Start of TEXT SHOWN

Resilient IPMI recovery of o3 machines in monitor-o3 size:M
The corresponding GitLab pipeline failed
- AC1: Temporary loss of ipmi connectivity doesn't fail the pipeline
- Check if machine is actually online or needs recovery
- Re-try ipmi in monitor-o3 pipeline if it fails, e.g. do what we do in https://gitlab.suse.de/openqa/grafana-webhook-actions/-/blob/master/ipmi-recover-worker#L23 or https://gitlab.suse.de/qa-maintenance/bot-ng/-/merge_requests/50/diffs#587d266bb27a4dc3022bbed44dfa19849df3044c_36_40
#2 Updated by nicksinger 3 months ago
I don't think this ticket is workable as it is. There are more recent runs of the pipeline which work perfectly fine: https://gitlab.suse.de/openqa/monitor-o3/-/jobs/889023
Would you mind updating this ticket here to reflect the idea of mkittler to implement a retry (https://progress.opensuse.org/issues/107917#note-21)?

End of TEXT SHOWN

* _JOB A_
In the IPMI recovery ticket, whose idea does nicksinger ask to have reflected in the ticket?

Start of EXTRACTED DATA

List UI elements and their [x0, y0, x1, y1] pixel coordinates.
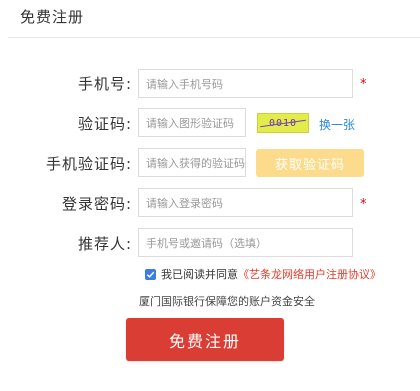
refresh-captcha-link[interactable]: 换一张 — [319, 116, 355, 133]
captcha-input[interactable]: 请输入图形验证码 — [138, 108, 246, 137]
checkmark-icon — [146, 271, 155, 278]
phone-label: 手机号: — [77, 75, 132, 93]
register-button[interactable]: 免费注册 — [126, 318, 284, 361]
sms-code-label: 手机验证码: — [45, 155, 132, 173]
agreement-link[interactable]: 《艺条龙网络用户注册协议》 — [238, 266, 381, 282]
password-required-mark: * — [360, 197, 367, 212]
registration-page: 免费注册 手机号: 请输入手机号码 * 验证码: 请输入图形验证码 0010 换… — [0, 0, 420, 391]
captcha-image-text: 0010 — [268, 117, 298, 129]
sms-code-input[interactable]: 请输入获得的验证码 — [138, 148, 246, 177]
phone-required-mark: * — [360, 77, 367, 92]
phone-input[interactable]: 请输入手机号码 — [138, 69, 353, 98]
agreement-text: 我已阅读并同意 — [161, 268, 238, 281]
password-input[interactable]: 请输入登录密码 — [138, 188, 353, 217]
password-label: 登录密码: — [61, 195, 132, 213]
agreement-row: 我已阅读并同意 《艺条龙网络用户注册协议》 — [145, 266, 381, 282]
captcha-label: 验证码: — [77, 115, 132, 133]
captcha-image[interactable]: 0010 — [257, 113, 309, 133]
referrer-label: 推荐人: — [77, 235, 132, 253]
agreement-checkbox[interactable] — [145, 268, 156, 280]
page-title: 免费注册 — [20, 8, 85, 26]
bank-security-note: 厦门国际银行保障您的账户资金安全 — [139, 295, 315, 308]
referrer-input[interactable]: 手机号或邀请码（选填） — [138, 228, 353, 257]
header-divider — [8, 37, 420, 38]
get-sms-code-button[interactable]: 获取验证码 — [256, 149, 364, 177]
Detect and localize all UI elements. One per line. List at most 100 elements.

End of EXTRACTED DATA

* _JOB B_
Reproduce the records above line for line, leaving out the pictures.

* _COMPLETE OUTPUT A_
The idea of mkittler to implement a retry.

* _COMPLETE OUTPUT B_
List UI elements and their [x0, y0, x1, y1] pixel coordinates.
refresh-captcha-link[interactable]: 换一张 — [319, 116, 355, 133]
captcha-input[interactable]: 请输入图形验证码 — [138, 108, 246, 137]
checkmark-icon — [146, 271, 155, 278]
phone-label: 手机号: — [77, 75, 132, 93]
register-button[interactable]: 免费注册 — [126, 318, 284, 361]
sms-code-label: 手机验证码: — [45, 155, 132, 173]
agreement-link[interactable]: 《艺条龙网络用户注册协议》 — [238, 266, 381, 282]
password-required-mark: * — [360, 197, 367, 212]
registration-page: 免费注册 手机号: 请输入手机号码 * 验证码: 请输入图形验证码 0010 换… — [0, 0, 420, 391]
captcha-image-text: 0010 — [268, 117, 298, 129]
sms-code-input[interactable]: 请输入获得的验证码 — [138, 148, 246, 177]
phone-required-mark: * — [360, 77, 367, 92]
phone-input[interactable]: 请输入手机号码 — [138, 69, 353, 98]
agreement-text: 我已阅读并同意 — [161, 268, 238, 281]
password-input[interactable]: 请输入登录密码 — [138, 188, 353, 217]
password-label: 登录密码: — [61, 195, 132, 213]
agreement-row: 我已阅读并同意 《艺条龙网络用户注册协议》 — [145, 266, 381, 282]
captcha-label: 验证码: — [77, 115, 132, 133]
captcha-image[interactable]: 0010 — [257, 113, 309, 133]
referrer-label: 推荐人: — [77, 235, 132, 253]
agreement-checkbox[interactable] — [145, 268, 156, 280]
page-title: 免费注册 — [20, 8, 85, 26]
bank-security-note: 厦门国际银行保障您的账户资金安全 — [139, 295, 315, 308]
referrer-input[interactable]: 手机号或邀请码（选填） — [138, 228, 353, 257]
header-divider — [8, 37, 420, 38]
get-sms-code-button[interactable]: 获取验证码 — [256, 149, 364, 177]
Detect and localize all UI elements. One per line. List at most 100 elements.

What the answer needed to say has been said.